• [Aim of the task]
Quote every line below exactly as it reads.

Start Given records

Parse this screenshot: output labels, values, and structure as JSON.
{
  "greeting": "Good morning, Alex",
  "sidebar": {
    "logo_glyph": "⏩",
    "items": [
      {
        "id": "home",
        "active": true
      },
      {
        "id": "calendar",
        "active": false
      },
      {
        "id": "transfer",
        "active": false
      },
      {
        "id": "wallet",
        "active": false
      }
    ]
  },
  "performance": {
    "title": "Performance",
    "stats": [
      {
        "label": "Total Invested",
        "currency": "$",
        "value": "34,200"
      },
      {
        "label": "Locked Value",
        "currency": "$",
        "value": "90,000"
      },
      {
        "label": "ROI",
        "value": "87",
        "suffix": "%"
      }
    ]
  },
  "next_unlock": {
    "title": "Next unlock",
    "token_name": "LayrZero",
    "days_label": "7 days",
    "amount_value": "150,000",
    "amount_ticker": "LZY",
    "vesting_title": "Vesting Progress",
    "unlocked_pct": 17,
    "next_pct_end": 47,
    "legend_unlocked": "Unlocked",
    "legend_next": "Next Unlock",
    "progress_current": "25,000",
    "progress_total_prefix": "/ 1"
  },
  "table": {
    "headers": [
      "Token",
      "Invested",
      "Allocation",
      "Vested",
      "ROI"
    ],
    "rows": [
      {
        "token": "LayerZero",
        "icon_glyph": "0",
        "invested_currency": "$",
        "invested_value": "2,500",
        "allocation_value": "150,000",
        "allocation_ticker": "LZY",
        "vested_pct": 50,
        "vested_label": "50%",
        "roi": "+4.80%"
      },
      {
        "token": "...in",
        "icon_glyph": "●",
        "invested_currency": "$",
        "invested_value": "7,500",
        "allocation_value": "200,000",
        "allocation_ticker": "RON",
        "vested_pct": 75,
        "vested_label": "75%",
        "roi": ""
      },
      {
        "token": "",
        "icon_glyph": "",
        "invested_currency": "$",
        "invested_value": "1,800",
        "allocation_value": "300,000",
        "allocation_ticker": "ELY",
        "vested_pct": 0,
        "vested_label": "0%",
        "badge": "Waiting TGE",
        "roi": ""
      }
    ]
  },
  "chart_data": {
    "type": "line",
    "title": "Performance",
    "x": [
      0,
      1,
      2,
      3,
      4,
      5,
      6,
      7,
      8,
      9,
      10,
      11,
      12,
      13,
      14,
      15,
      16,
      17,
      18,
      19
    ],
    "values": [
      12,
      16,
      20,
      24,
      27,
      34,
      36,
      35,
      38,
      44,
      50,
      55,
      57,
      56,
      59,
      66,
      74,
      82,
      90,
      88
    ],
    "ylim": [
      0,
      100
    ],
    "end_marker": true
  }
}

End Given records

• [Answer to the exercise]
Parse this screenshot: output labels, values, and structure as JSON.
{
  "greeting": "Good morning, Alex",
  "sidebar": {
    "logo_glyph": "⏩",
    "items": [
      {
        "id": "home",
        "active": true
      },
      {
        "id": "calendar",
        "active": false
      },
      {
        "id": "transfer",
        "active": false
      },
      {
        "id": "wallet",
        "active": false
      }
    ]
  },
  "performance": {
    "title": "Performance",
    "stats": [
      {
        "label": "Total Invested",
        "currency": "$",
        "value": "34,200"
      },
      {
        "label": "Locked Value",
        "currency": "$",
        "value": "90,000"
      },
      {
        "label": "ROI",
        "value": "87",
        "suffix": "%"
      }
    ]
  },
  "next_unlock": {
    "title": "Next unlock",
    "token_name": "LayrZero",
    "days_label": "7 days",
    "amount_value": "150,000",
    "amount_ticker": "LZY",
    "vesting_title": "Vesting Progress",
    "unlocked_pct": 17,
    "next_pct_end": 47,
    "legend_unlocked": "Unlocked",
    "legend_next": "Next Unlock",
    "progress_current": "25,000",
    "progress_total_prefix": "/ 1"
  },
  "table": {
    "headers": [
      "Token",
      "Invested",
      "Allocation",
      "Vested",
      "ROI"
    ],
    "rows": [
      {
        "token": "LayerZero",
        "icon_glyph": "0",
        "invested_currency": "$",
        "invested_value": "2,500",
        "allocation_value": "150,000",
        "allocation_ticker": "LZY",
        "vested_pct": 50,
        "vested_label": "50%",
        "roi": "+4.80%"
      },
      {
        "token": "...in",
        "icon_glyph": "●",
        "invested_currency": "$",
        "invested_value": "7,500",
        "allocation_value": "200,000",
        "allocation_ticker": "RON",
        "vested_pct": 75,
        "vested_label": "75%",
        "roi": ""
      },
      {
        "token": "",
        "icon_glyph": "",
        "invested_currency": "$",
        "invested_value": "1,800",
        "allocation_value": "300,000",
        "allocation_ticker": "ELY",
        "vested_pct": 0,
        "vested_label": "0%",
        "badge": "Waiting TGE",
        "roi": ""
      }
    ]
  },
  "chart_data": {
    "type": "line",
    "title": "Performance",
    "x": [
      0,
      1,
      2,
      3,
      4,
      5,
      6,
      7,
      8,
      9,
      10,
      11,
      12,
      13,
      14,
      15,
      16,
      17,
      18,
      19
    ],
    "values": [
      12,
      16,
      20,
      24,
      27,
      34,
      36,
      35,
      38,
      44,
      50,
      55,
      57,
      56,
      59,
      66,
      74,
      82,
      90,
      88
    ],
    "ylim": [
      0,
      100
    ],
    "end_marker": true
  }
}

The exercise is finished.